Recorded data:
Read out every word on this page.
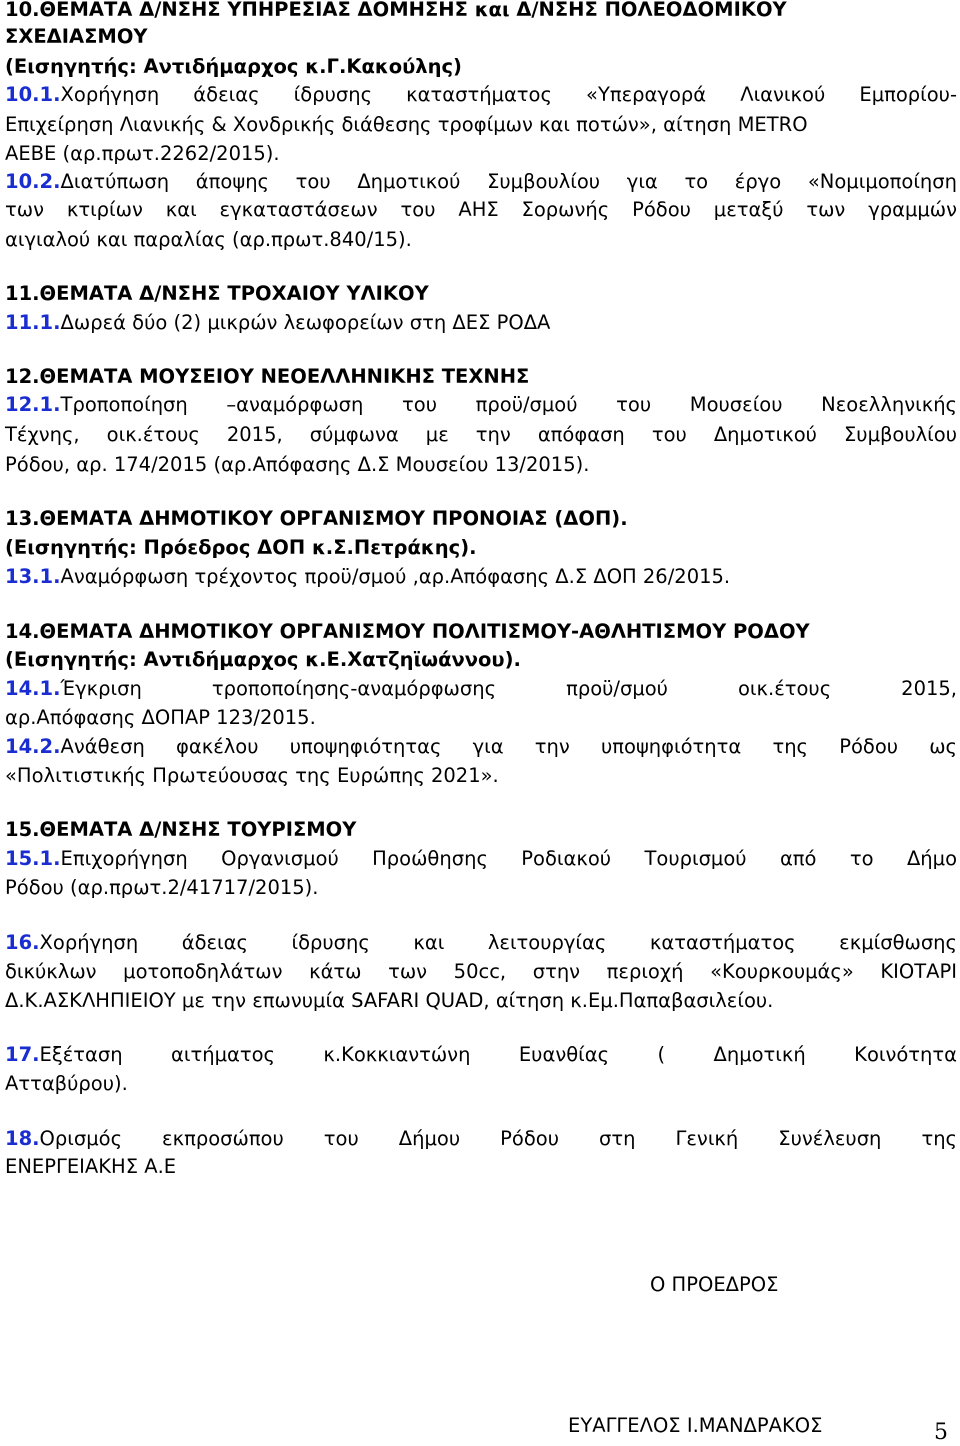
10.ΘΕΜΑΤΑ Δ/ΝΣΗΣ ΥΠΗΡΕΣΙΑΣ ΔΟΜΗΣΗΣ και Δ/ΝΣΗΣ ΠΟΛΕΟΔΟΜΙΚΟΥ
ΣΧΕΔΙΑΣΜΟΥ
(Εισηγητής: Αντιδήμαρχος κ.Γ.Κακούλης)
10.1.Χορήγηση άδειας ίδρυσης καταστήματος «Υπεραγορά Λιανικού Εμπορίου-
Επιχείρηση Λιανικής & Χονδρικής διάθεσης τροφίμων και ποτών», αίτηση METRO
ΑΕΒΕ (αρ.πρωτ.2262/2015).
10.2.Διατύπωση άποψης του Δημοτικού Συμβουλίου για το έργο «Νομιμοποίηση
των κτιρίων και εγκαταστάσεων του ΑΗΣ Σορωνής Ρόδου μεταξύ των γραμμών
αιγιαλού και παραλίας (αρ.πρωτ.840/15).
11.ΘΕΜΑΤΑ Δ/ΝΣΗΣ ΤΡΟΧΑΙΟΥ ΥΛΙΚΟΥ
11.1.Δωρεά δύο (2) μικρών λεωφορείων στη ΔΕΣ ΡΟΔΑ
12.ΘΕΜΑΤΑ ΜΟΥΣΕΙΟΥ ΝΕΟΕΛΛΗΝΙΚΗΣ ΤΕΧΝΗΣ
12.1.Τροποποίηση –αναμόρφωση του προϋ/σμού του Μουσείου Νεοελληνικής
Τέχνης, οικ.έτους 2015, σύμφωνα με την απόφαση του Δημοτικού Συμβουλίου
Ρόδου, αρ. 174/2015 (αρ.Απόφασης Δ.Σ Μουσείου 13/2015).
13.ΘΕΜΑΤΑ ΔΗΜΟΤΙΚΟΥ ΟΡΓΑΝΙΣΜΟΥ ΠΡΟΝΟΙΑΣ (ΔΟΠ).
(Εισηγητής: Πρόεδρος ΔΟΠ κ.Σ.Πετράκης).
13.1.Αναμόρφωση τρέχοντος προϋ/σμού ,αρ.Απόφασης Δ.Σ ΔΟΠ 26/2015.
14.ΘΕΜΑΤΑ ΔΗΜΟΤΙΚΟΥ ΟΡΓΑΝΙΣΜΟΥ ΠΟΛΙΤΙΣΜΟΥ-ΑΘΛΗΤΙΣΜΟΥ ΡΟΔΟΥ
(Εισηγητής: Αντιδήμαρχος κ.Ε.Χατζηϊωάννου).
14.1.Έγκριση τροποποίησης-αναμόρφωσης προϋ/σμού οικ.έτους 2015,
αρ.Απόφασης ΔΟΠΑΡ 123/2015.
14.2.Ανάθεση φακέλου υποψηφιότητας για την υποψηφιότητα της Ρόδου ως
«Πολιτιστικής Πρωτεύουσας της Ευρώπης 2021».
15.ΘΕΜΑΤΑ Δ/ΝΣΗΣ ΤΟΥΡΙΣΜΟΥ
15.1.Επιχορήγηση Οργανισμού Προώθησης Ροδιακού Τουρισμού από το Δήμο
Ρόδου (αρ.πρωτ.2/41717/2015).
16.Χορήγηση άδειας ίδρυσης και λειτουργίας καταστήματος εκμίσθωσης
δικύκλων μοτοποδηλάτων κάτω των 50cc, στην περιοχή «Κουρκουμάς» ΚΙΟΤΑΡΙ
Δ.Κ.ΑΣΚΛΗΠΙΕΙΟΥ με την επωνυμία SAFARI QUAD, αίτηση κ.Εμ.Παπαβασιλείου.
17.Εξέταση αιτήματος κ.Κοκκιαντώνη Ευανθίας ( Δημοτική Κοινότητα
Ατταβύρου).
18.Ορισμός εκπροσώπου του Δήμου Ρόδου στη Γενική Συνέλευση της
ΕΝΕΡΓΕΙΑΚΗΣ Α.Ε
Ο ΠΡΟΕΔΡΟΣ
ΕΥΑΓΓΕΛΟΣ Ι.ΜΑΝΔΡΑΚΟΣ	5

* **WHAT THE TASK ASKS**
Where a line holds the string "Αντιδήμαρχος", copy that line.

* **FINISHED ANSWER**
(Εισηγητής: Αντιδήμαρχος κ.Γ.Κακούλης)
(Εισηγητής: Αντιδήμαρχος κ.Ε.Χατζηϊωάννου).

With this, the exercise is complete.